> [What is required] Write each record again exactly as it stands.

*-*-*

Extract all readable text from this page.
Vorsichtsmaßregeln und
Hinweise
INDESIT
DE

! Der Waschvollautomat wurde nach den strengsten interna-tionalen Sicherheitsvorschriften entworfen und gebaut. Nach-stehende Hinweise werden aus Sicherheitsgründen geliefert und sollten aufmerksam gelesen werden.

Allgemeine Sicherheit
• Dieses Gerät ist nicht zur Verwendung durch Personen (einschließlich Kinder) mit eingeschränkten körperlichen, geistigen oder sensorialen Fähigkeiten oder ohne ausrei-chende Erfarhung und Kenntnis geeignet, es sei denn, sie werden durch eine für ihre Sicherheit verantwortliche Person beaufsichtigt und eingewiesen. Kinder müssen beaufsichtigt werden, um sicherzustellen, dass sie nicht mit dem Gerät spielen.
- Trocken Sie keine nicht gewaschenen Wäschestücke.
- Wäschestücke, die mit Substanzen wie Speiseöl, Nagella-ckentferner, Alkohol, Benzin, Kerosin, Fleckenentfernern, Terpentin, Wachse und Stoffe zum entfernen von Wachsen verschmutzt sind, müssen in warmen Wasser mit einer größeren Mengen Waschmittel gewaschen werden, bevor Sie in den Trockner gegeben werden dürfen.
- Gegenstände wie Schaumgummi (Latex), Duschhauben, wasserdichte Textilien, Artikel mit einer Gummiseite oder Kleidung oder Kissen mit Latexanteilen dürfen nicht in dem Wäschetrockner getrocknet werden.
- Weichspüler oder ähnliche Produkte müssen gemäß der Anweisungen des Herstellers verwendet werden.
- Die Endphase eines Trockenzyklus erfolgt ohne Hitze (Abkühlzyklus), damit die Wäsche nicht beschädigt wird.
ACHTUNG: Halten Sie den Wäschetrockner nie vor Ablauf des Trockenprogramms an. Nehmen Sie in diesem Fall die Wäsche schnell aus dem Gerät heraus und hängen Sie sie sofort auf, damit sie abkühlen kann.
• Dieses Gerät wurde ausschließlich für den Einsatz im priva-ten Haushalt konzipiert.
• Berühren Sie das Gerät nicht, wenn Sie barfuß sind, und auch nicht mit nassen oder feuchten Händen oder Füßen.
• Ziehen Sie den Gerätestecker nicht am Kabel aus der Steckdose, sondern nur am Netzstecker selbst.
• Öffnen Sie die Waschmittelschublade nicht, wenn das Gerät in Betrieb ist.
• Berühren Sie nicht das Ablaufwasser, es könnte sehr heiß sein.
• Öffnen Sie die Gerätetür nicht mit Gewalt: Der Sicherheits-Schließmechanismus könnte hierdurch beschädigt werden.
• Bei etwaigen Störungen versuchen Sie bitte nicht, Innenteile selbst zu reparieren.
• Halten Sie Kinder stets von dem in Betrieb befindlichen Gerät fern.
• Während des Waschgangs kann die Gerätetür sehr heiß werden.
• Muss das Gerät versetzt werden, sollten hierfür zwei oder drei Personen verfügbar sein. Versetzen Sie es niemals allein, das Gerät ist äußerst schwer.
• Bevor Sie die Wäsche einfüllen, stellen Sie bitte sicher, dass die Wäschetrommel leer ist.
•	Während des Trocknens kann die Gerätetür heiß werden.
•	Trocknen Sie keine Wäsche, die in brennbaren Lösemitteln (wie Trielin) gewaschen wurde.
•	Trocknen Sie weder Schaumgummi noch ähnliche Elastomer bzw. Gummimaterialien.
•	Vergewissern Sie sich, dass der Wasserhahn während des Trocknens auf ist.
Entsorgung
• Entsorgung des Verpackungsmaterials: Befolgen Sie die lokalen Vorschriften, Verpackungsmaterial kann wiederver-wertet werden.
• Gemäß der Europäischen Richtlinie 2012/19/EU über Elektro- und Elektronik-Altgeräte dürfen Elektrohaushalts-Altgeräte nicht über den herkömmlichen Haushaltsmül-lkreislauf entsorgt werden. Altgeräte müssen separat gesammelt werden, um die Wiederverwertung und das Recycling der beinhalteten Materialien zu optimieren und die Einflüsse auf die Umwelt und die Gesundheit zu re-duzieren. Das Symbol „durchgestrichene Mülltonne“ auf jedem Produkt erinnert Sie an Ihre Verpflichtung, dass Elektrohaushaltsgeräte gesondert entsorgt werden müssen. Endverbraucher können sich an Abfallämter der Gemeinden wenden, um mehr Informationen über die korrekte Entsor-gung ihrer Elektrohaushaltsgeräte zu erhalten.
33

*-*-*

> [Written answer]
Extract all readable text from this page.
Vorsichtsmaßregeln und
Hinweise
INDESIT
DE

! Der Waschvollautomat wurde nach den strengsten interna-tionalen Sicherheitsvorschriften entworfen und gebaut. Nach-stehende Hinweise werden aus Sicherheitsgründen geliefert und sollten aufmerksam gelesen werden.

Allgemeine Sicherheit
• Dieses Gerät ist nicht zur Verwendung durch Personen (einschließlich Kinder) mit eingeschränkten körperlichen, geistigen oder sensorialen Fähigkeiten oder ohne ausrei-chende Erfarhung und Kenntnis geeignet, es sei denn, sie werden durch eine für ihre Sicherheit verantwortliche Person beaufsichtigt und eingewiesen. Kinder müssen beaufsichtigt werden, um sicherzustellen, dass sie nicht mit dem Gerät spielen.
- Trocken Sie keine nicht gewaschenen Wäschestücke.
- Wäschestücke, die mit Substanzen wie Speiseöl, Nagella-ckentferner, Alkohol, Benzin, Kerosin, Fleckenentfernern, Terpentin, Wachse und Stoffe zum entfernen von Wachsen verschmutzt sind, müssen in warmen Wasser mit einer größeren Mengen Waschmittel gewaschen werden, bevor Sie in den Trockner gegeben werden dürfen.
- Gegenstände wie Schaumgummi (Latex), Duschhauben, wasserdichte Textilien, Artikel mit einer Gummiseite oder Kleidung oder Kissen mit Latexanteilen dürfen nicht in dem Wäschetrockner getrocknet werden.
- Weichspüler oder ähnliche Produkte müssen gemäß der Anweisungen des Herstellers verwendet werden.
- Die Endphase eines Trockenzyklus erfolgt ohne Hitze (Abkühlzyklus), damit die Wäsche nicht beschädigt wird.
ACHTUNG: Halten Sie den Wäschetrockner nie vor Ablauf des Trockenprogramms an. Nehmen Sie in diesem Fall die Wäsche schnell aus dem Gerät heraus und hängen Sie sie sofort auf, damit sie abkühlen kann.
• Dieses Gerät wurde ausschließlich für den Einsatz im priva-ten Haushalt konzipiert.
• Berühren Sie das Gerät nicht, wenn Sie barfuß sind, und auch nicht mit nassen oder feuchten Händen oder Füßen.
• Ziehen Sie den Gerätestecker nicht am Kabel aus der Steckdose, sondern nur am Netzstecker selbst.
• Öffnen Sie die Waschmittelschublade nicht, wenn das Gerät in Betrieb ist.
• Berühren Sie nicht das Ablaufwasser, es könnte sehr heiß sein.
• Öffnen Sie die Gerätetür nicht mit Gewalt: Der Sicherheits-Schließmechanismus könnte hierdurch beschädigt werden.
• Bei etwaigen Störungen versuchen Sie bitte nicht, Innenteile selbst zu reparieren.
• Halten Sie Kinder stets von dem in Betrieb befindlichen Gerät fern.
• Während des Waschgangs kann die Gerätetür sehr heiß werden.
• Muss das Gerät versetzt werden, sollten hierfür zwei oder drei Personen verfügbar sein. Versetzen Sie es niemals allein, das Gerät ist äußerst schwer.
• Bevor Sie die Wäsche einfüllen, stellen Sie bitte sicher, dass die Wäschetrommel leer ist.
•	Während des Trocknens kann die Gerätetür heiß werden.
•	Trocknen Sie keine Wäsche, die in brennbaren Lösemitteln (wie Trielin) gewaschen wurde.
•	Trocknen Sie weder Schaumgummi noch ähnliche Elastomer bzw. Gummimaterialien.
•	Vergewissern Sie sich, dass der Wasserhahn während des Trocknens auf ist.
Entsorgung
• Entsorgung des Verpackungsmaterials: Befolgen Sie die lokalen Vorschriften, Verpackungsmaterial kann wiederver-wertet werden.
• Gemäß der Europäischen Richtlinie 2012/19/EU über Elektro- und Elektronik-Altgeräte dürfen Elektrohaushalts-Altgeräte nicht über den herkömmlichen Haushaltsmül-lkreislauf entsorgt werden. Altgeräte müssen separat gesammelt werden, um die Wiederverwertung und das Recycling der beinhalteten Materialien zu optimieren und die Einflüsse auf die Umwelt und die Gesundheit zu re-duzieren. Das Symbol „durchgestrichene Mülltonne“ auf jedem Produkt erinnert Sie an Ihre Verpflichtung, dass Elektrohaushaltsgeräte gesondert entsorgt werden müssen. Endverbraucher können sich an Abfallämter der Gemeinden wenden, um mehr Informationen über die korrekte Entsor-gung ihrer Elektrohaushaltsgeräte zu erhalten.
33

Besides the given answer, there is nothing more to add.